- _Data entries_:
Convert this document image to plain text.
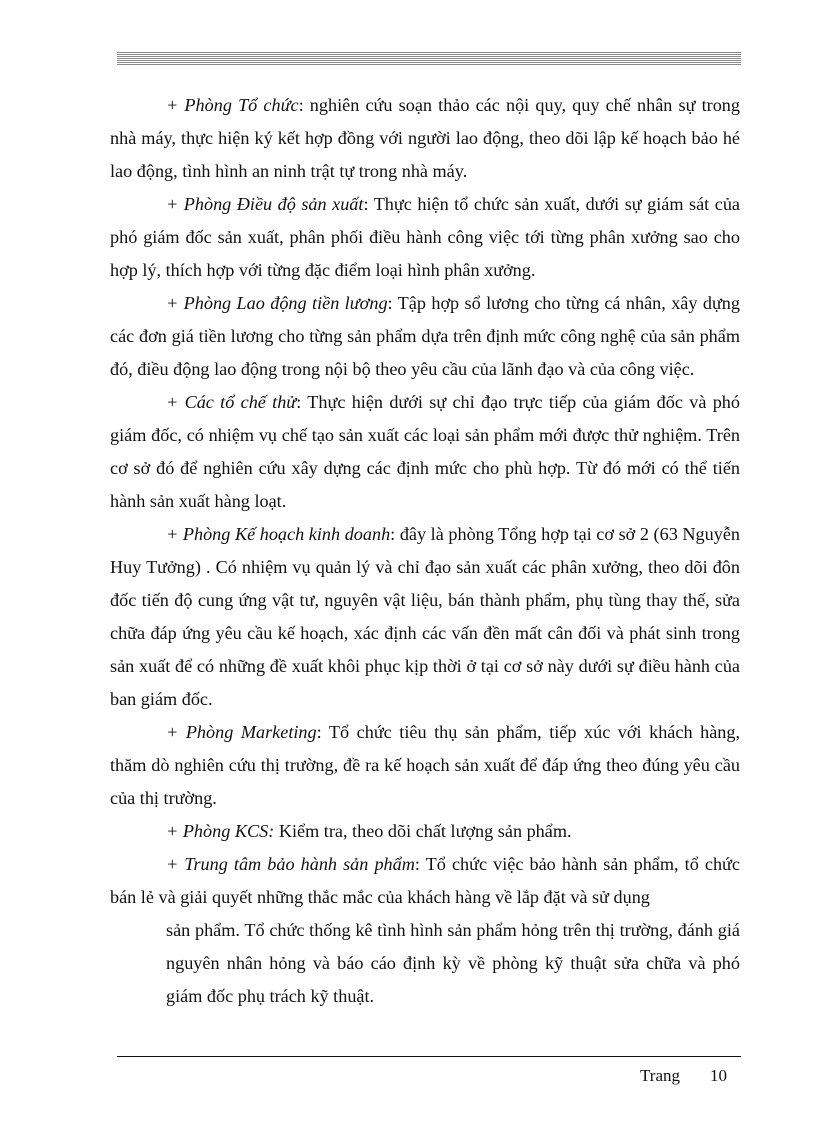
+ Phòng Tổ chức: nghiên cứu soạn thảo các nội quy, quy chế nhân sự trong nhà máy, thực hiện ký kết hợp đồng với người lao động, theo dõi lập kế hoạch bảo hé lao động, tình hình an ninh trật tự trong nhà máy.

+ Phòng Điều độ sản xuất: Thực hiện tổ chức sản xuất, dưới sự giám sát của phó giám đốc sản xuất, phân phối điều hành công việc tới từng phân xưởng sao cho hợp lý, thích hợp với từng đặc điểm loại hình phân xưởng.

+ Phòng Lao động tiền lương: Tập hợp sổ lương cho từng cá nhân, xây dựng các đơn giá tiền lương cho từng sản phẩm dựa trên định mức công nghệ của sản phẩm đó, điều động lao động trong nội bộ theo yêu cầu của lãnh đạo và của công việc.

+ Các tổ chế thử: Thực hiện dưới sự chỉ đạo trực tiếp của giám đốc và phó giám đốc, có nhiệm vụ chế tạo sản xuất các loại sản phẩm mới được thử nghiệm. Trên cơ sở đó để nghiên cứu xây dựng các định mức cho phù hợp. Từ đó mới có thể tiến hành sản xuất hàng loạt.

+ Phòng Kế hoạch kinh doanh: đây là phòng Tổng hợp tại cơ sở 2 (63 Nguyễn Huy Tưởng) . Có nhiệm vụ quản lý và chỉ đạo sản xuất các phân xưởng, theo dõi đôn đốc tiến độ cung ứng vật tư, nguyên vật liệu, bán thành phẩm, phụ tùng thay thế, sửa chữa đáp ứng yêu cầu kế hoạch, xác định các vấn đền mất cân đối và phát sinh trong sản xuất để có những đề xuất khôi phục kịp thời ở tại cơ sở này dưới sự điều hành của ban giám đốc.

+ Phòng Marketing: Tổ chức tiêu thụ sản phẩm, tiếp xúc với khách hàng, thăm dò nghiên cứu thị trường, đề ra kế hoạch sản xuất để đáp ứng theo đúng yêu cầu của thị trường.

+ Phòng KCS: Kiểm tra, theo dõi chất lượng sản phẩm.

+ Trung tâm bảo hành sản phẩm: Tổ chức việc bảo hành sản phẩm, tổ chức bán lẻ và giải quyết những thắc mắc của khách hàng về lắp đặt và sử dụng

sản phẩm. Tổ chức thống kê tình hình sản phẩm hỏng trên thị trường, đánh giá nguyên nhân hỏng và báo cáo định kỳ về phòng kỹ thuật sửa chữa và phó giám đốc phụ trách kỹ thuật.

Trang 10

- _THE PROBLEM_:
Return the whole listing, word for word, and leave out every picture.

- _OUTPUT OF THE EXERCISE_:
Convert this document image to plain text.
+ Phòng Tổ chức: nghiên cứu soạn thảo các nội quy, quy chế nhân sự trong nhà máy, thực hiện ký kết hợp đồng với người lao động, theo dõi lập kế hoạch bảo hé lao động, tình hình an ninh trật tự trong nhà máy.

+ Phòng Điều độ sản xuất: Thực hiện tổ chức sản xuất, dưới sự giám sát của phó giám đốc sản xuất, phân phối điều hành công việc tới từng phân xưởng sao cho hợp lý, thích hợp với từng đặc điểm loại hình phân xưởng.

+ Phòng Lao động tiền lương: Tập hợp sổ lương cho từng cá nhân, xây dựng các đơn giá tiền lương cho từng sản phẩm dựa trên định mức công nghệ của sản phẩm đó, điều động lao động trong nội bộ theo yêu cầu của lãnh đạo và của công việc.

+ Các tổ chế thử: Thực hiện dưới sự chỉ đạo trực tiếp của giám đốc và phó giám đốc, có nhiệm vụ chế tạo sản xuất các loại sản phẩm mới được thử nghiệm. Trên cơ sở đó để nghiên cứu xây dựng các định mức cho phù hợp. Từ đó mới có thể tiến hành sản xuất hàng loạt.

+ Phòng Kế hoạch kinh doanh: đây là phòng Tổng hợp tại cơ sở 2 (63 Nguyễn Huy Tưởng) . Có nhiệm vụ quản lý và chỉ đạo sản xuất các phân xưởng, theo dõi đôn đốc tiến độ cung ứng vật tư, nguyên vật liệu, bán thành phẩm, phụ tùng thay thế, sửa chữa đáp ứng yêu cầu kế hoạch, xác định các vấn đền mất cân đối và phát sinh trong sản xuất để có những đề xuất khôi phục kịp thời ở tại cơ sở này dưới sự điều hành của ban giám đốc.

+ Phòng Marketing: Tổ chức tiêu thụ sản phẩm, tiếp xúc với khách hàng, thăm dò nghiên cứu thị trường, đề ra kế hoạch sản xuất để đáp ứng theo đúng yêu cầu của thị trường.

+ Phòng KCS: Kiểm tra, theo dõi chất lượng sản phẩm.

+ Trung tâm bảo hành sản phẩm: Tổ chức việc bảo hành sản phẩm, tổ chức bán lẻ và giải quyết những thắc mắc của khách hàng về lắp đặt và sử dụng

sản phẩm. Tổ chức thống kê tình hình sản phẩm hỏng trên thị trường, đánh giá nguyên nhân hỏng và báo cáo định kỳ về phòng kỹ thuật sửa chữa và phó giám đốc phụ trách kỹ thuật.

Trang 10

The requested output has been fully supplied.